What you need to do:
Are you able to quote each entry exactly as written?

### Provided records ###

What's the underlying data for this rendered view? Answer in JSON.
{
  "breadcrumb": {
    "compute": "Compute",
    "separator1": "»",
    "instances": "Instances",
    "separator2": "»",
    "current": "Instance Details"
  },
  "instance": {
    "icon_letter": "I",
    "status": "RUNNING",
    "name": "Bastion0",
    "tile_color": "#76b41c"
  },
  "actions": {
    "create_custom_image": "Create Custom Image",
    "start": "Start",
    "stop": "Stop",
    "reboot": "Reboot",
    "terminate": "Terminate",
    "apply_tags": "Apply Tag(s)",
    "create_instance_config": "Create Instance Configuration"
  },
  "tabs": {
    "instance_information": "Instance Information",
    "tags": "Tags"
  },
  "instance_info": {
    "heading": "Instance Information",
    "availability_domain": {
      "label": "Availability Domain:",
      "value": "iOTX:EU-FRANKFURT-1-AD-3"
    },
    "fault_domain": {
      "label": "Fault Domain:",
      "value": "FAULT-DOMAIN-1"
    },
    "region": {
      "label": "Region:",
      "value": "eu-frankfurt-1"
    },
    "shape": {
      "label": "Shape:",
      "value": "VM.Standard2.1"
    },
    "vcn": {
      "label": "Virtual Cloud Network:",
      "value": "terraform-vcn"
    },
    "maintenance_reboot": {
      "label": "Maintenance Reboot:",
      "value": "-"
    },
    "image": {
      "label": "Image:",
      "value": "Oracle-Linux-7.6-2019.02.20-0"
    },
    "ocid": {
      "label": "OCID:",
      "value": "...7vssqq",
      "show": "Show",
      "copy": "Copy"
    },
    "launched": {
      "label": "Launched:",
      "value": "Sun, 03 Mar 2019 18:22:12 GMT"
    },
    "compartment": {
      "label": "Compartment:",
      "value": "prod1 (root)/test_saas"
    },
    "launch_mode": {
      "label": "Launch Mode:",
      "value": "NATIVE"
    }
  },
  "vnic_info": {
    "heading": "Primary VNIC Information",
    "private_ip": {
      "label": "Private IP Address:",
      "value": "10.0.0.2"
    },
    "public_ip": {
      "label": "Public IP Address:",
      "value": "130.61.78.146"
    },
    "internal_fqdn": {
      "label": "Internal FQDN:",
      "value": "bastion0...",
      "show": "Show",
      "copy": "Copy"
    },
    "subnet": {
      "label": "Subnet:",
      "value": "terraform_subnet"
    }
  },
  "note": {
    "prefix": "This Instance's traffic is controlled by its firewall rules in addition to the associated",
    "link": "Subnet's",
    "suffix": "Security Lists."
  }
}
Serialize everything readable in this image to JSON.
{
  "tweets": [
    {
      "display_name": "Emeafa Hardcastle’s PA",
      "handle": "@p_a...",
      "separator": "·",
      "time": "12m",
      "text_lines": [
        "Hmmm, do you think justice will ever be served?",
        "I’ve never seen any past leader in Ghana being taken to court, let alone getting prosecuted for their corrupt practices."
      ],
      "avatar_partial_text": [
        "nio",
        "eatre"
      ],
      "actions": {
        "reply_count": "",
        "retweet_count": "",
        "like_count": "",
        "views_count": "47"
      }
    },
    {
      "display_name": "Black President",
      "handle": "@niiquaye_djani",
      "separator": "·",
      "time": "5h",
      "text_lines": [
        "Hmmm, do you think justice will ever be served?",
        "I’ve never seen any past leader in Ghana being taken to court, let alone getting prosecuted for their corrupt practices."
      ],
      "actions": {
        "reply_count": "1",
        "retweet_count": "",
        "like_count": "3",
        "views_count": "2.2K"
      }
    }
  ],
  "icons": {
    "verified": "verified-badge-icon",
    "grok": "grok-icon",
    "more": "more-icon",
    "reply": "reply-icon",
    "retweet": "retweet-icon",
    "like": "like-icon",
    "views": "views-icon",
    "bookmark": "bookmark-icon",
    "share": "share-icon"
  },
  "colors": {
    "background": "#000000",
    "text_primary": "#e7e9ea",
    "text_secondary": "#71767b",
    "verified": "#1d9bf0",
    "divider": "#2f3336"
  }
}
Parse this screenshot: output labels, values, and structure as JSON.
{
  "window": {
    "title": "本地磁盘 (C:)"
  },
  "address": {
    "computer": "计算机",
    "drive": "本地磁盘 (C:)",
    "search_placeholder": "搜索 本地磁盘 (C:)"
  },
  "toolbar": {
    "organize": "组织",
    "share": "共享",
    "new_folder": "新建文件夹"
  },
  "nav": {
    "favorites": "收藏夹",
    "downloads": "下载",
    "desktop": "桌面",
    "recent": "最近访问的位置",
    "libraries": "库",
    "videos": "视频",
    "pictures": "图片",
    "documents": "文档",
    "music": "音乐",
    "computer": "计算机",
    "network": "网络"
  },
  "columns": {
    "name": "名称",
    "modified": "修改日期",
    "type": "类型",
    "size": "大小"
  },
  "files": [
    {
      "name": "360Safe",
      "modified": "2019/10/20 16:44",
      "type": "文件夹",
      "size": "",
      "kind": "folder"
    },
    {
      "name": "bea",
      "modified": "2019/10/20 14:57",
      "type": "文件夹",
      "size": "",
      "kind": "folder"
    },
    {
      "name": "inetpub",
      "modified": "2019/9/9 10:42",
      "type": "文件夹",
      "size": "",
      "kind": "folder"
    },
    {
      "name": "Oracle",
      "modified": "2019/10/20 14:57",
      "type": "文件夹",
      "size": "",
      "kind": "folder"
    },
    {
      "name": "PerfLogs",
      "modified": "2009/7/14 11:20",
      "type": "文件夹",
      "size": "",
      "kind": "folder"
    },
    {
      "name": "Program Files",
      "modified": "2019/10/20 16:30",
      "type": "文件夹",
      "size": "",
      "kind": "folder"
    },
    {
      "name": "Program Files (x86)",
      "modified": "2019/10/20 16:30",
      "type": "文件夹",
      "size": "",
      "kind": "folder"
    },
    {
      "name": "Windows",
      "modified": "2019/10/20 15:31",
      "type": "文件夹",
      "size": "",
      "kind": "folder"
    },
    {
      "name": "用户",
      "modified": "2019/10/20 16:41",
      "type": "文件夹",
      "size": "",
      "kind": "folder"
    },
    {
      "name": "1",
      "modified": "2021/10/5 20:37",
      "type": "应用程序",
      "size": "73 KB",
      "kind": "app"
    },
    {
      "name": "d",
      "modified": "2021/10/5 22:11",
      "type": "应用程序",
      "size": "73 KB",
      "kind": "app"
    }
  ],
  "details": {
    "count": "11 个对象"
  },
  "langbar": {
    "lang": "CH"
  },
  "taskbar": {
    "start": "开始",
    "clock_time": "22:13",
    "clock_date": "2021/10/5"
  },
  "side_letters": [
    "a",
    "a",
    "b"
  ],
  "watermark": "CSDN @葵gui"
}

###

Exercise solution:
What's the underlying data for this rendered view? Answer in JSON.
{
  "breadcrumb": {
    "compute": "Compute",
    "separator1": "»",
    "instances": "Instances",
    "separator2": "»",
    "current": "Instance Details"
  },
  "instance": {
    "icon_letter": "I",
    "status": "RUNNING",
    "name": "Bastion0",
    "tile_color": "#76b41c"
  },
  "actions": {
    "create_custom_image": "Create Custom Image",
    "start": "Start",
    "stop": "Stop",
    "reboot": "Reboot",
    "terminate": "Terminate",
    "apply_tags": "Apply Tag(s)",
    "create_instance_config": "Create Instance Configuration"
  },
  "tabs": {
    "instance_information": "Instance Information",
    "tags": "Tags"
  },
  "instance_info": {
    "heading": "Instance Information",
    "availability_domain": {
      "label": "Availability Domain:",
      "value": "iOTX:EU-FRANKFURT-1-AD-3"
    },
    "fault_domain": {
      "label": "Fault Domain:",
      "value": "FAULT-DOMAIN-1"
    },
    "region": {
      "label": "Region:",
      "value": "eu-frankfurt-1"
    },
    "shape": {
      "label": "Shape:",
      "value": "VM.Standard2.1"
    },
    "vcn": {
      "label": "Virtual Cloud Network:",
      "value": "terraform-vcn"
    },
    "maintenance_reboot": {
      "label": "Maintenance Reboot:",
      "value": "-"
    },
    "image": {
      "label": "Image:",
      "value": "Oracle-Linux-7.6-2019.02.20-0"
    },
    "ocid": {
      "label": "OCID:",
      "value": "...7vssqq",
      "show": "Show",
      "copy": "Copy"
    },
    "launched": {
      "label": "Launched:",
      "value": "Sun, 03 Mar 2019 18:22:12 GMT"
    },
    "compartment": {
      "label": "Compartment:",
      "value": "prod1 (root)/test_saas"
    },
    "launch_mode": {
      "label": "Launch Mode:",
      "value": "NATIVE"
    }
  },
  "vnic_info": {
    "heading": "Primary VNIC Information",
    "private_ip": {
      "label": "Private IP Address:",
      "value": "10.0.0.2"
    },
    "public_ip": {
      "label": "Public IP Address:",
      "value": "130.61.78.146"
    },
    "internal_fqdn": {
      "label": "Internal FQDN:",
      "value": "bastion0...",
      "show": "Show",
      "copy": "Copy"
    },
    "subnet": {
      "label": "Subnet:",
      "value": "terraform_subnet"
    }
  },
  "note": {
    "prefix": "This Instance's traffic is controlled by its firewall rules in addition to the associated",
    "link": "Subnet's",
    "suffix": "Security Lists."
  }
}
Serialize everything readable in this image to JSON.
{
  "tweets": [
    {
      "display_name": "Emeafa Hardcastle’s PA",
      "handle": "@p_a...",
      "separator": "·",
      "time": "12m",
      "text_lines": [
        "Hmmm, do you think justice will ever be served?",
        "I’ve never seen any past leader in Ghana being taken to court, let alone getting prosecuted for their corrupt practices."
      ],
      "avatar_partial_text": [
        "nio",
        "eatre"
      ],
      "actions": {
        "reply_count": "",
        "retweet_count": "",
        "like_count": "",
        "views_count": "47"
      }
    },
    {
      "display_name": "Black President",
      "handle": "@niiquaye_djani",
      "separator": "·",
      "time": "5h",
      "text_lines": [
        "Hmmm, do you think justice will ever be served?",
        "I’ve never seen any past leader in Ghana being taken to court, let alone getting prosecuted for their corrupt practices."
      ],
      "actions": {
        "reply_count": "1",
        "retweet_count": "",
        "like_count": "3",
        "views_count": "2.2K"
      }
    }
  ],
  "icons": {
    "verified": "verified-badge-icon",
    "grok": "grok-icon",
    "more": "more-icon",
    "reply": "reply-icon",
    "retweet": "retweet-icon",
    "like": "like-icon",
    "views": "views-icon",
    "bookmark": "bookmark-icon",
    "share": "share-icon"
  },
  "colors": {
    "background": "#000000",
    "text_primary": "#e7e9ea",
    "text_secondary": "#71767b",
    "verified": "#1d9bf0",
    "divider": "#2f3336"
  }
}
Parse this screenshot: output labels, values, and structure as JSON.
{
  "window": {
    "title": "本地磁盘 (C:)"
  },
  "address": {
    "computer": "计算机",
    "drive": "本地磁盘 (C:)",
    "search_placeholder": "搜索 本地磁盘 (C:)"
  },
  "toolbar": {
    "organize": "组织",
    "share": "共享",
    "new_folder": "新建文件夹"
  },
  "nav": {
    "favorites": "收藏夹",
    "downloads": "下载",
    "desktop": "桌面",
    "recent": "最近访问的位置",
    "libraries": "库",
    "videos": "视频",
    "pictures": "图片",
    "documents": "文档",
    "music": "音乐",
    "computer": "计算机",
    "network": "网络"
  },
  "columns": {
    "name": "名称",
    "modified": "修改日期",
    "type": "类型",
    "size": "大小"
  },
  "files": [
    {
      "name": "360Safe",
      "modified": "2019/10/20 16:44",
      "type": "文件夹",
      "size": "",
      "kind": "folder"
    },
    {
      "name": "bea",
      "modified": "2019/10/20 14:57",
      "type": "文件夹",
      "size": "",
      "kind": "folder"
    },
    {
      "name": "inetpub",
      "modified": "2019/9/9 10:42",
      "type": "文件夹",
      "size": "",
      "kind": "folder"
    },
    {
      "name": "Oracle",
      "modified": "2019/10/20 14:57",
      "type": "文件夹",
      "size": "",
      "kind": "folder"
    },
    {
      "name": "PerfLogs",
      "modified": "2009/7/14 11:20",
      "type": "文件夹",
      "size": "",
      "kind": "folder"
    },
    {
      "name": "Program Files",
      "modified": "2019/10/20 16:30",
      "type": "文件夹",
      "size": "",
      "kind": "folder"
    },
    {
      "name": "Program Files (x86)",
      "modified": "2019/10/20 16:30",
      "type": "文件夹",
      "size": "",
      "kind": "folder"
    },
    {
      "name": "Windows",
      "modified": "2019/10/20 15:31",
      "type": "文件夹",
      "size": "",
      "kind": "folder"
    },
    {
      "name": "用户",
      "modified": "2019/10/20 16:41",
      "type": "文件夹",
      "size": "",
      "kind": "folder"
    },
    {
      "name": "1",
      "modified": "2021/10/5 20:37",
      "type": "应用程序",
      "size": "73 KB",
      "kind": "app"
    },
    {
      "name": "d",
      "modified": "2021/10/5 22:11",
      "type": "应用程序",
      "size": "73 KB",
      "kind": "app"
    }
  ],
  "details": {
    "count": "11 个对象"
  },
  "langbar": {
    "lang": "CH"
  },
  "taskbar": {
    "start": "开始",
    "clock_time": "22:13",
    "clock_date": "2021/10/5"
  },
  "side_letters": [
    "a",
    "a",
    "b"
  ],
  "watermark": "CSDN @葵gui"
}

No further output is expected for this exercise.